- **EXERCISE TASK**: Below are the records; collect from them each line containing the string "this".

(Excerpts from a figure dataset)

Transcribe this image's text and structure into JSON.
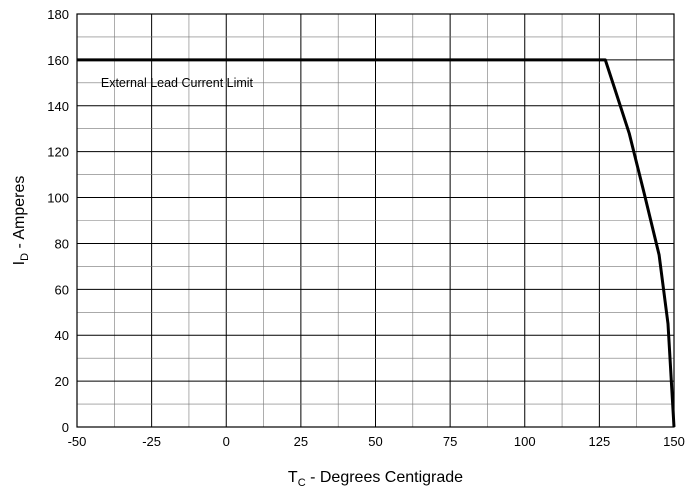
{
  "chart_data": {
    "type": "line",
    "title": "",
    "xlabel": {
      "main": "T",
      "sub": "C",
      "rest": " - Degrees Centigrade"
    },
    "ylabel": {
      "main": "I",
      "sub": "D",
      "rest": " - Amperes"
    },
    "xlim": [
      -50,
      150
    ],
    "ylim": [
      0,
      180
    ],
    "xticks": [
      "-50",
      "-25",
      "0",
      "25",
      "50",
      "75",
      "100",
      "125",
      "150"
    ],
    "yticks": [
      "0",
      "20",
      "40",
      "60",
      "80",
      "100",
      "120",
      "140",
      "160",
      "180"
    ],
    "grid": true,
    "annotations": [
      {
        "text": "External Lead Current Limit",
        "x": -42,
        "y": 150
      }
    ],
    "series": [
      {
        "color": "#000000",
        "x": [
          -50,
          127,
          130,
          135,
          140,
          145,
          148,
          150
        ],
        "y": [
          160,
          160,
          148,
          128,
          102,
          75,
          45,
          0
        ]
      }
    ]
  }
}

--

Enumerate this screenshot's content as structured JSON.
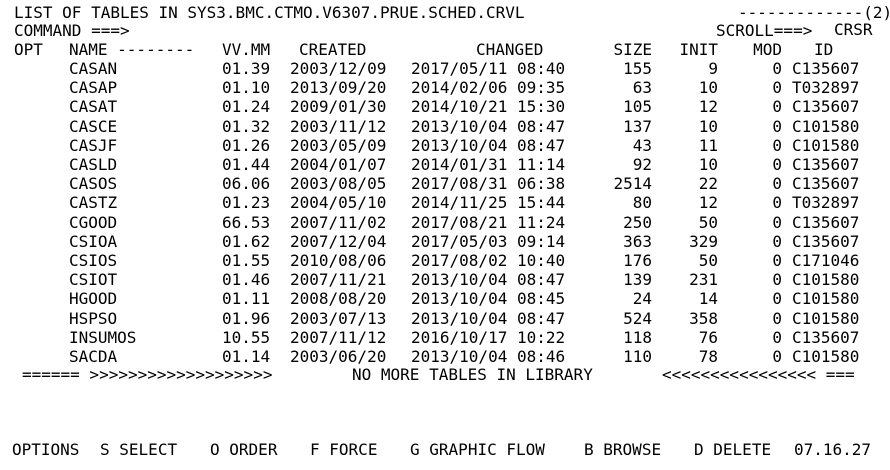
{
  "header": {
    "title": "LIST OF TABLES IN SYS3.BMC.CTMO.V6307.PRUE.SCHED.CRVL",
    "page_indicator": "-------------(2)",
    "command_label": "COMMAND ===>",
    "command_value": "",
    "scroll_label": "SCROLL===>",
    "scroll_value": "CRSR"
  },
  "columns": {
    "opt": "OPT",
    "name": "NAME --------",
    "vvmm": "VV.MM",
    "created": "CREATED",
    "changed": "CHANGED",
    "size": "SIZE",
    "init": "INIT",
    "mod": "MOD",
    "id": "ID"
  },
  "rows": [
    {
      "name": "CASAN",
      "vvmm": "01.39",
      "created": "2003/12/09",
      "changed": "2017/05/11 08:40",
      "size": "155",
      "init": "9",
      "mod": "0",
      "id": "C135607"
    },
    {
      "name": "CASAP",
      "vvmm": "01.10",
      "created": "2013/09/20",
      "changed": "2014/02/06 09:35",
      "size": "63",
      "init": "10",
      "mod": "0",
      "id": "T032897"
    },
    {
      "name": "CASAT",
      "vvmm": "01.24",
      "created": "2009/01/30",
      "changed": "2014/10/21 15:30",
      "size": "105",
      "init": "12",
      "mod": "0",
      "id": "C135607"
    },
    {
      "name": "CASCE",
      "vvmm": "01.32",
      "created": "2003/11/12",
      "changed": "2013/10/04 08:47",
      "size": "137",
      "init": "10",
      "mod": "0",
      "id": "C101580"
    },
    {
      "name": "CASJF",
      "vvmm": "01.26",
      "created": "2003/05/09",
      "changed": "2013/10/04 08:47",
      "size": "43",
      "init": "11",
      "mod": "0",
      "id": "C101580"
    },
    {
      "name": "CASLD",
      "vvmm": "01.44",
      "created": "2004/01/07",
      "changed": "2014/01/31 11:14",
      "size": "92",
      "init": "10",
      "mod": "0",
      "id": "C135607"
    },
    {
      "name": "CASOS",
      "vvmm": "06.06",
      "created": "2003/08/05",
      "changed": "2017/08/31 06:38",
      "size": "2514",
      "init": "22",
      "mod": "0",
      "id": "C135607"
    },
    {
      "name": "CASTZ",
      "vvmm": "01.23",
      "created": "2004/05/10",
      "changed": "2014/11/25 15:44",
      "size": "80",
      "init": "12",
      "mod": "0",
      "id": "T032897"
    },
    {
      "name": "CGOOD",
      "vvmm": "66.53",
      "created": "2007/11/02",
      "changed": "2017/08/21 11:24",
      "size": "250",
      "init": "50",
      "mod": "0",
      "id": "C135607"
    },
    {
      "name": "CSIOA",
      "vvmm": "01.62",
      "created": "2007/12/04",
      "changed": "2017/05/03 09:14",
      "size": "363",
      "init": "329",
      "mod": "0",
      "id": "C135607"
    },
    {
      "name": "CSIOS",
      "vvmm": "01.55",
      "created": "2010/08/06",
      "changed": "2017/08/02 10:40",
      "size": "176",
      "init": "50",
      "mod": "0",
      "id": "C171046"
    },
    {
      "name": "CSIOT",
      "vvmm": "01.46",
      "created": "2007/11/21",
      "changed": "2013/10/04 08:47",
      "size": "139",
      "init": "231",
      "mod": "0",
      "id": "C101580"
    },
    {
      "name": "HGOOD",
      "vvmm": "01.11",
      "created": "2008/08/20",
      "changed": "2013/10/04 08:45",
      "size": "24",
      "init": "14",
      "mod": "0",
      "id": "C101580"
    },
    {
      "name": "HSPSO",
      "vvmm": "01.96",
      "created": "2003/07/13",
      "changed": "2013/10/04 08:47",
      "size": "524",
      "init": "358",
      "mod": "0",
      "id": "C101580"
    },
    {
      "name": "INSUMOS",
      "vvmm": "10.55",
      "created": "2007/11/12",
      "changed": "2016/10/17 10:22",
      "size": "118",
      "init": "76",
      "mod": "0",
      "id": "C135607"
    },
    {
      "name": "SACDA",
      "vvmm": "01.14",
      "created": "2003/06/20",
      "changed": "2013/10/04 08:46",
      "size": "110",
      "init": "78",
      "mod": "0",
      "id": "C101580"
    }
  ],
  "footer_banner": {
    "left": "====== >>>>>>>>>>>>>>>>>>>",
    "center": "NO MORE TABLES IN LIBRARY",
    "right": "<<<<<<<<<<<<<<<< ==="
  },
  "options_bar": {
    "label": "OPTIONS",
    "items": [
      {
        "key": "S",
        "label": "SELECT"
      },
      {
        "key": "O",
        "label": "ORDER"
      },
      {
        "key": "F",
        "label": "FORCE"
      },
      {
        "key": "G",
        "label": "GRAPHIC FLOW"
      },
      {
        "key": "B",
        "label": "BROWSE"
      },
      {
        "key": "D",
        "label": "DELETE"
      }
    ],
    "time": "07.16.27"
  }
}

- **REPLY TO THE EXERCISE**:
Transcribe this image's text and structure into JSON.
Enumerate this screenshot's content as structured JSON.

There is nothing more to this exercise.